- MATERIALS PROVIDED:
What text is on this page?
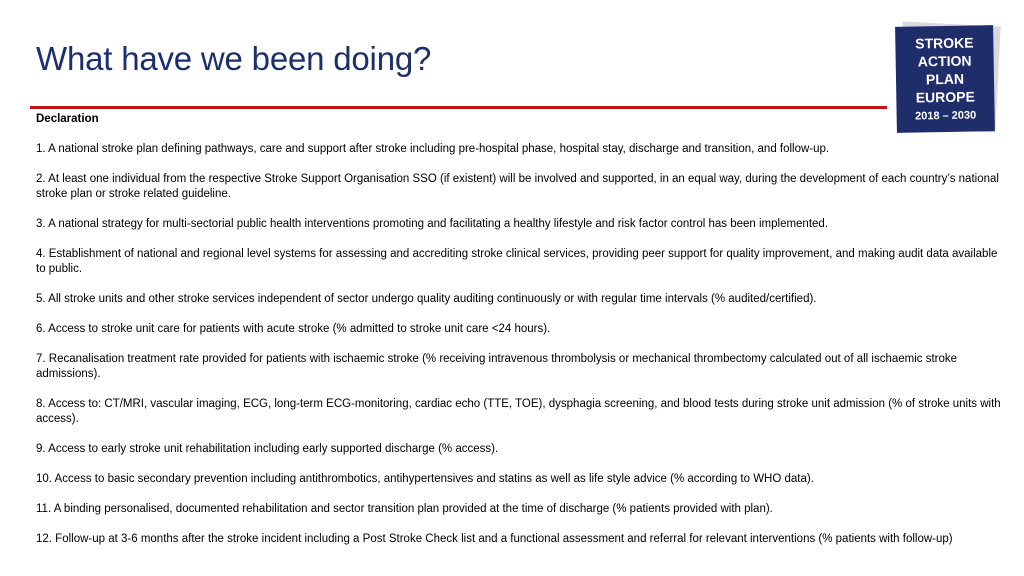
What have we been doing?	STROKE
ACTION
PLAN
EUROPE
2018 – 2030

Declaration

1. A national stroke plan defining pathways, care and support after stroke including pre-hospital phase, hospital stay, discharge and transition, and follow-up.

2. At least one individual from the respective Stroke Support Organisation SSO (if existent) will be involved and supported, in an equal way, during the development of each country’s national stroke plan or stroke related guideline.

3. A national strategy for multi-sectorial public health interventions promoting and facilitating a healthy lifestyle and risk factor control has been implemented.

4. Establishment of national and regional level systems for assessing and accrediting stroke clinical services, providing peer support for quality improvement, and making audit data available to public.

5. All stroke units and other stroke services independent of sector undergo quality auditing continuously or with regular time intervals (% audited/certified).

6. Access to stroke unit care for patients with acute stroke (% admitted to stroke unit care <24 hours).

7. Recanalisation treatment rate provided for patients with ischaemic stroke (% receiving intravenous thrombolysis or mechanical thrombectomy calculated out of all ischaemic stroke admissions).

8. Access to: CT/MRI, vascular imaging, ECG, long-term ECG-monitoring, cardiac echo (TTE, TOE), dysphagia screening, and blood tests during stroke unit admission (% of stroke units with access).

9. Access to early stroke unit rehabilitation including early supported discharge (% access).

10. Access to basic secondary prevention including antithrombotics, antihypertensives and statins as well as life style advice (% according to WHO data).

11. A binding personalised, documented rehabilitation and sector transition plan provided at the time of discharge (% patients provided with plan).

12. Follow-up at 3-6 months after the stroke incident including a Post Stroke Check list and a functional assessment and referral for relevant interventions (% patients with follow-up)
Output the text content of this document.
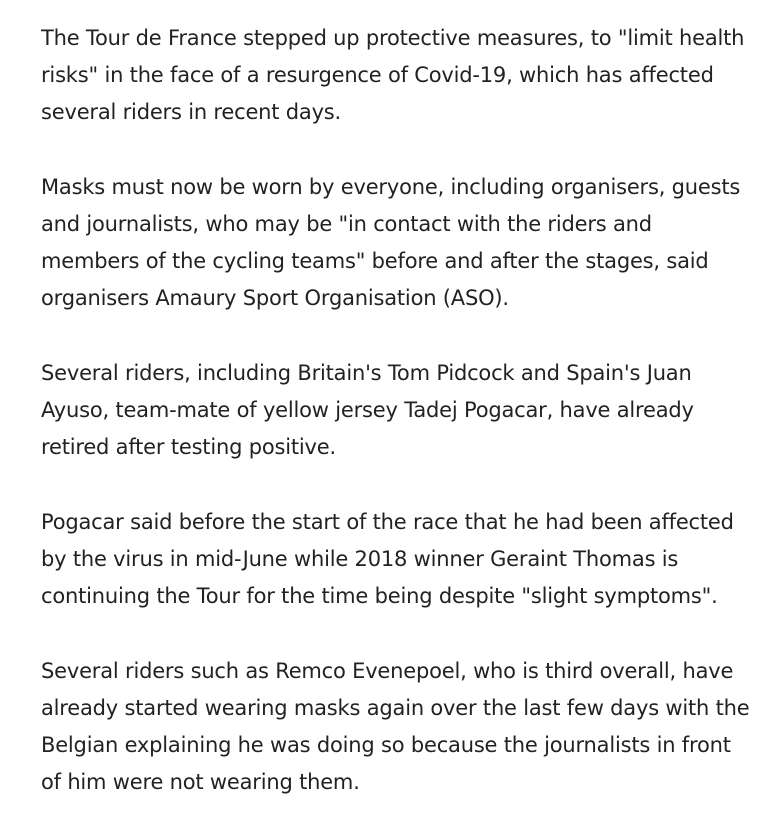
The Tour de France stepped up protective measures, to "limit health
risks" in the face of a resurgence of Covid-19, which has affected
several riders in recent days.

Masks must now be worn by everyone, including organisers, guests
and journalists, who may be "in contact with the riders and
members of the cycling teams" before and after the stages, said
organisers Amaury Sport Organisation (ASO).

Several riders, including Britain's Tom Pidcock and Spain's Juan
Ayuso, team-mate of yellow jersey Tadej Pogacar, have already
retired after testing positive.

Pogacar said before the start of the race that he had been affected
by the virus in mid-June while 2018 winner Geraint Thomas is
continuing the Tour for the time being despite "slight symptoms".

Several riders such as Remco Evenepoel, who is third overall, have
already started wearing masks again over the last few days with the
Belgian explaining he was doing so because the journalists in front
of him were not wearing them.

- PROBLEM TO SOLVE:
Line by line, give the material above again exactly, but without any pictures.

- TASK RESPONSE:
What text is on this page?
What have we been doing?	STROKE
ACTION
PLAN
EUROPE
2018 – 2030

Declaration

1. A national stroke plan defining pathways, care and support after stroke including pre-hospital phase, hospital stay, discharge and transition, and follow-up.

2. At least one individual from the respective Stroke Support Organisation SSO (if existent) will be involved and supported, in an equal way, during the development of each country’s national stroke plan or stroke related guideline.

3. A national strategy for multi-sectorial public health interventions promoting and facilitating a healthy lifestyle and risk factor control has been implemented.

4. Establishment of national and regional level systems for assessing and accrediting stroke clinical services, providing peer support for quality improvement, and making audit data available to public.

5. All stroke units and other stroke services independent of sector undergo quality auditing continuously or with regular time intervals (% audited/certified).

6. Access to stroke unit care for patients with acute stroke (% admitted to stroke unit care <24 hours).

7. Recanalisation treatment rate provided for patients with ischaemic stroke (% receiving intravenous thrombolysis or mechanical thrombectomy calculated out of all ischaemic stroke admissions).

8. Access to: CT/MRI, vascular imaging, ECG, long-term ECG-monitoring, cardiac echo (TTE, TOE), dysphagia screening, and blood tests during stroke unit admission (% of stroke units with access).

9. Access to early stroke unit rehabilitation including early supported discharge (% access).

10. Access to basic secondary prevention including antithrombotics, antihypertensives and statins as well as life style advice (% according to WHO data).

11. A binding personalised, documented rehabilitation and sector transition plan provided at the time of discharge (% patients provided with plan).

12. Follow-up at 3-6 months after the stroke incident including a Post Stroke Check list and a functional assessment and referral for relevant interventions (% patients with follow-up)
Output the text content of this document.
The Tour de France stepped up protective measures, to "limit health
risks" in the face of a resurgence of Covid-19, which has affected
several riders in recent days.

Masks must now be worn by everyone, including organisers, guests
and journalists, who may be "in contact with the riders and
members of the cycling teams" before and after the stages, said
organisers Amaury Sport Organisation (ASO).

Several riders, including Britain's Tom Pidcock and Spain's Juan
Ayuso, team-mate of yellow jersey Tadej Pogacar, have already
retired after testing positive.

Pogacar said before the start of the race that he had been affected
by the virus in mid-June while 2018 winner Geraint Thomas is
continuing the Tour for the time being despite "slight symptoms".

Several riders such as Remco Evenepoel, who is third overall, have
already started wearing masks again over the last few days with the
Belgian explaining he was doing so because the journalists in front
of him were not wearing them.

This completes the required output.